### Work required
From the records below, pull each line that has "Königsegg".

>> Start Listing

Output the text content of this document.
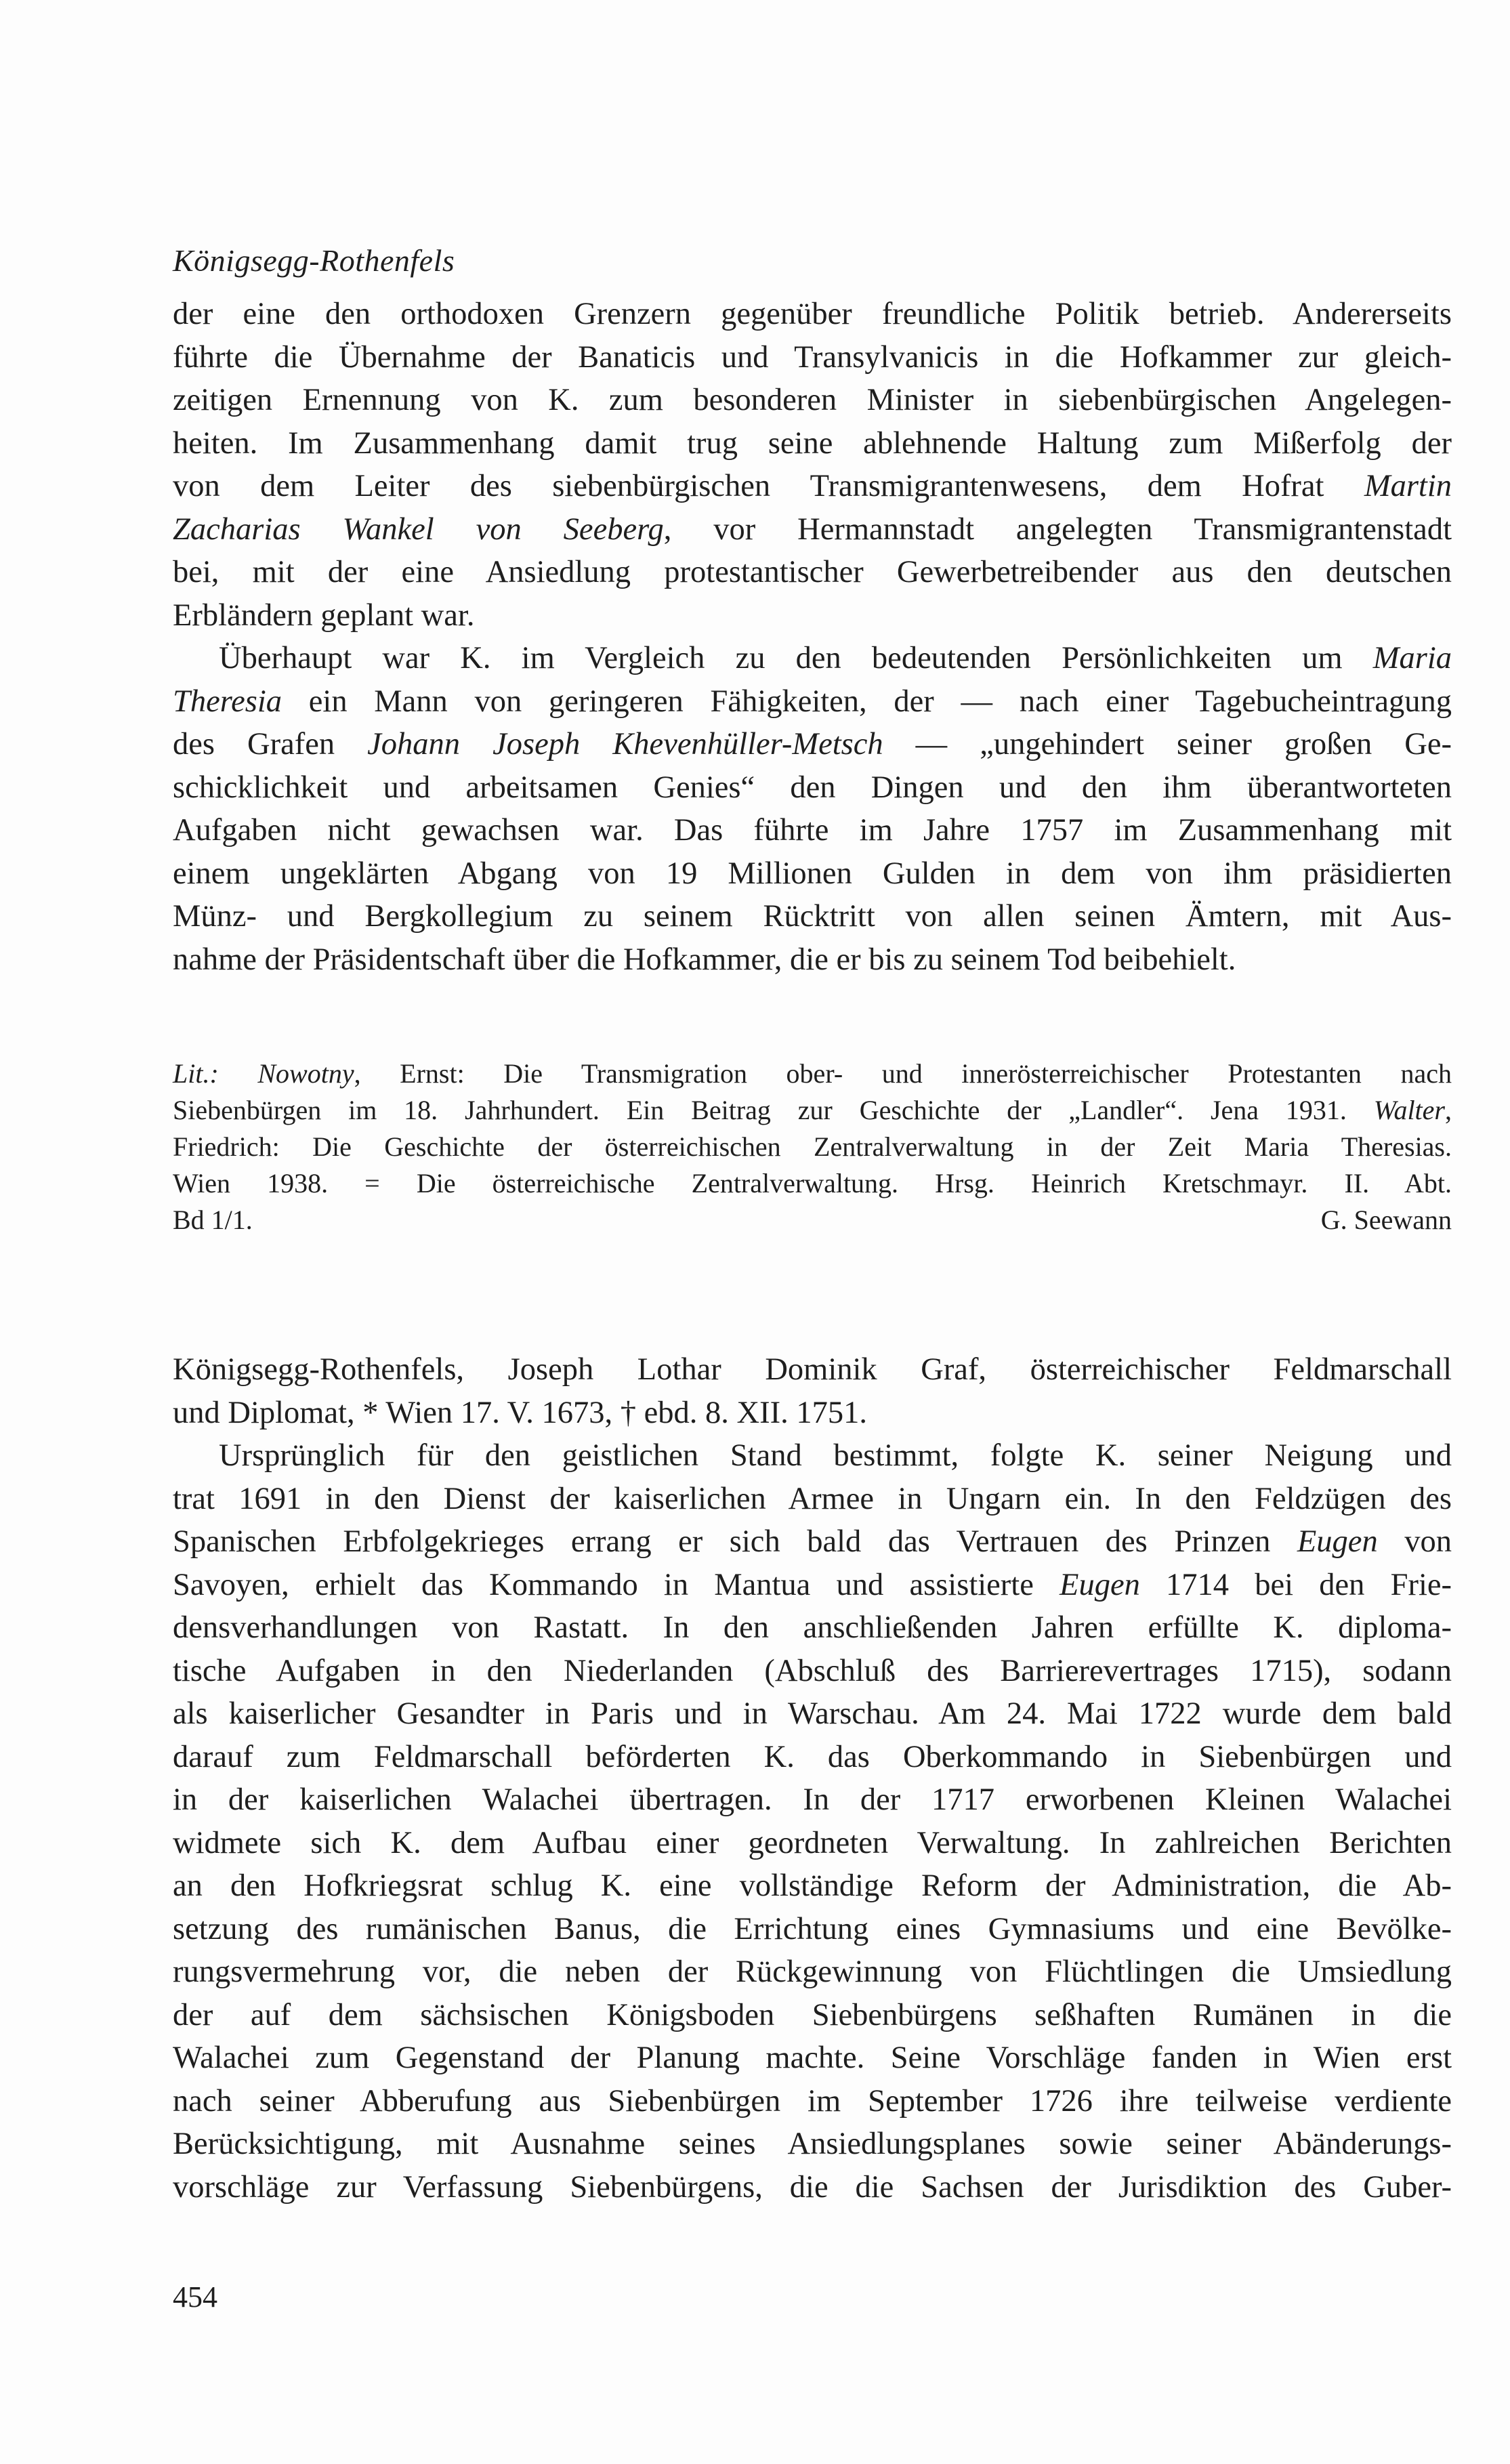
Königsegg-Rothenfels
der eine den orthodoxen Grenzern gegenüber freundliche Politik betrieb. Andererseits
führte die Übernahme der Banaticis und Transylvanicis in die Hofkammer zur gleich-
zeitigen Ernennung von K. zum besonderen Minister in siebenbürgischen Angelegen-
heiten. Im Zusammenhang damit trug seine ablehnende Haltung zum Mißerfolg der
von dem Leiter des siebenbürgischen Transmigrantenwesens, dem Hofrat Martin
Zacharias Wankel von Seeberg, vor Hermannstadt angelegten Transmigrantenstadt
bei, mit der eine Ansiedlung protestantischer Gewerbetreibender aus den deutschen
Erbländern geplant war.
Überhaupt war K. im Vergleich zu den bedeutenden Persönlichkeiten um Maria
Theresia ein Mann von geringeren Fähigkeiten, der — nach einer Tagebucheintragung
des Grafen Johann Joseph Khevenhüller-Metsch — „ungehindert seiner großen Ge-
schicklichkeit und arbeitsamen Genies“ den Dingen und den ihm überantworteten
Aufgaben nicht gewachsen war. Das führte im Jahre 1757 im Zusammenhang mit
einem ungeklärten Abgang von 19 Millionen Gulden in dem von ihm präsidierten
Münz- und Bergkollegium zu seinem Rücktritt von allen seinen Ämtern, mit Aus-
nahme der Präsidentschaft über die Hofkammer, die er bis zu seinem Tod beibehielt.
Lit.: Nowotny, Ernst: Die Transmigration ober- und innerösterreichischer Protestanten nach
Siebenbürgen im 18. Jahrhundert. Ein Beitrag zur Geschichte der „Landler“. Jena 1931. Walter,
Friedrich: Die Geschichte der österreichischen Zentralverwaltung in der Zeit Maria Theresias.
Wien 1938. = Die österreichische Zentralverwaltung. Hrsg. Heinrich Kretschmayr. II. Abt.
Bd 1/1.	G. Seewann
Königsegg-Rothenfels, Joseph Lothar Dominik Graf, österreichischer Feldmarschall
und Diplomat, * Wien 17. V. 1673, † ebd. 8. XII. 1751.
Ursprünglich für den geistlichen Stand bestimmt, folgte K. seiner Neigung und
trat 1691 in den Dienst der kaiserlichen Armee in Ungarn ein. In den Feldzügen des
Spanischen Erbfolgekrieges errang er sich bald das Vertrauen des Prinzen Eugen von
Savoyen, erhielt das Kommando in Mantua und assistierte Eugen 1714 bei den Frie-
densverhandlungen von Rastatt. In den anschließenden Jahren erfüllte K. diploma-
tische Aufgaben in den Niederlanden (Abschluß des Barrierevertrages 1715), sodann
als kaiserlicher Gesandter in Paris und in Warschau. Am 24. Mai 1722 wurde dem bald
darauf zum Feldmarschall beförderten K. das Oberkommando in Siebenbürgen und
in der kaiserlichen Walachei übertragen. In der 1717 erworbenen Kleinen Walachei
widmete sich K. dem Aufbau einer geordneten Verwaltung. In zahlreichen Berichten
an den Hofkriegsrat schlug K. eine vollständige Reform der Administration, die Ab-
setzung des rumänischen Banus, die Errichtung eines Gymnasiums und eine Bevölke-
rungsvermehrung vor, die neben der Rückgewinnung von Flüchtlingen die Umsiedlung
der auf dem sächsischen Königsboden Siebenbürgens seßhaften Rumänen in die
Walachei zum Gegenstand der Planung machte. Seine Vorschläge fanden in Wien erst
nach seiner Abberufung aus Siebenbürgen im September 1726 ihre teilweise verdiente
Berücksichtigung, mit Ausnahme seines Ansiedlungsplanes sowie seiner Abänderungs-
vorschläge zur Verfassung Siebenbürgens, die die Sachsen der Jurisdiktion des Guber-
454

>> End Listing

### Full output
Königsegg-Rothenfels
Königsegg-Rothenfels, Joseph Lothar Dominik Graf, österreichischer Feldmarschall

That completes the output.